What the task asks: Go through the records and extract every line with the word "this".
<<<<
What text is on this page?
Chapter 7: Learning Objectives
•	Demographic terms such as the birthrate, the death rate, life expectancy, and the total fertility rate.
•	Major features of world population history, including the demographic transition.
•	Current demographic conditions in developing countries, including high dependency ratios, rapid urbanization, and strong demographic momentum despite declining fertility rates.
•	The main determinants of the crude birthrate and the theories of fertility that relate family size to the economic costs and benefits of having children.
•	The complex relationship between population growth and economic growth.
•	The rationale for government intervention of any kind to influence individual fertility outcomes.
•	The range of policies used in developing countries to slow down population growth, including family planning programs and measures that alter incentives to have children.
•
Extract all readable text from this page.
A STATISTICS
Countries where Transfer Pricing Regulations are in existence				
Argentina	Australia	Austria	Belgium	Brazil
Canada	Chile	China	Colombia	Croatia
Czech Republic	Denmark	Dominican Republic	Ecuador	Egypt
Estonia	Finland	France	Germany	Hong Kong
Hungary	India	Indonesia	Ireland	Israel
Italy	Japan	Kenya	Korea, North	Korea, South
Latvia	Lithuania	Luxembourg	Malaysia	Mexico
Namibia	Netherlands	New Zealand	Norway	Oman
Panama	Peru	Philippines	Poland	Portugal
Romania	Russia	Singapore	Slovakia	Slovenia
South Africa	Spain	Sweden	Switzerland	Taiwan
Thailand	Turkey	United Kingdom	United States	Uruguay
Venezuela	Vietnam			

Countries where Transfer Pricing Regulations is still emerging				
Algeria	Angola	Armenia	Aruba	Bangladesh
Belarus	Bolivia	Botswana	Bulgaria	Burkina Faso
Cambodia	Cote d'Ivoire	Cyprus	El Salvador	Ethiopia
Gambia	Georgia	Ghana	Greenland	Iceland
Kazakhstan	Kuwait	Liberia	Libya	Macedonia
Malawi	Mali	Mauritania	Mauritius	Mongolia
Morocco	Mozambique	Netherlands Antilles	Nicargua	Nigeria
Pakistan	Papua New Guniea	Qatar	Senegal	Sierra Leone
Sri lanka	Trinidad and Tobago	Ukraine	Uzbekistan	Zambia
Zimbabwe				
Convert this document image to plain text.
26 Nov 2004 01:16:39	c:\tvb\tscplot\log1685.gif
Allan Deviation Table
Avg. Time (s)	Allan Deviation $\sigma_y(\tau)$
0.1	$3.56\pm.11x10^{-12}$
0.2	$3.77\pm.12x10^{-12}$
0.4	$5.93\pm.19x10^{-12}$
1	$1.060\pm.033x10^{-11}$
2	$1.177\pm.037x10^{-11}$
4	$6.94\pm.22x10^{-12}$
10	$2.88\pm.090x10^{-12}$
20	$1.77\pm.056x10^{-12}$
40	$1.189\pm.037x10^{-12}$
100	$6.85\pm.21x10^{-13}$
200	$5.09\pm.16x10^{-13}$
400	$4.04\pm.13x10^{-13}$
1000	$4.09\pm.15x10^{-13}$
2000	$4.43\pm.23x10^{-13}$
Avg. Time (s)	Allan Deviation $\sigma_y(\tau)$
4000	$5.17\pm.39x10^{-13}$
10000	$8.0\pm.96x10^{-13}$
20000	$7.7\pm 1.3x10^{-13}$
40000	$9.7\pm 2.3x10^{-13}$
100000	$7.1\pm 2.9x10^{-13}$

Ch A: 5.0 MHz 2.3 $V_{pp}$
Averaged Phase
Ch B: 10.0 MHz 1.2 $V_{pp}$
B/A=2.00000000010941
>>>>
The output:
What text is on this page?
Extract all readable text from this page.
Convert this document image to plain text.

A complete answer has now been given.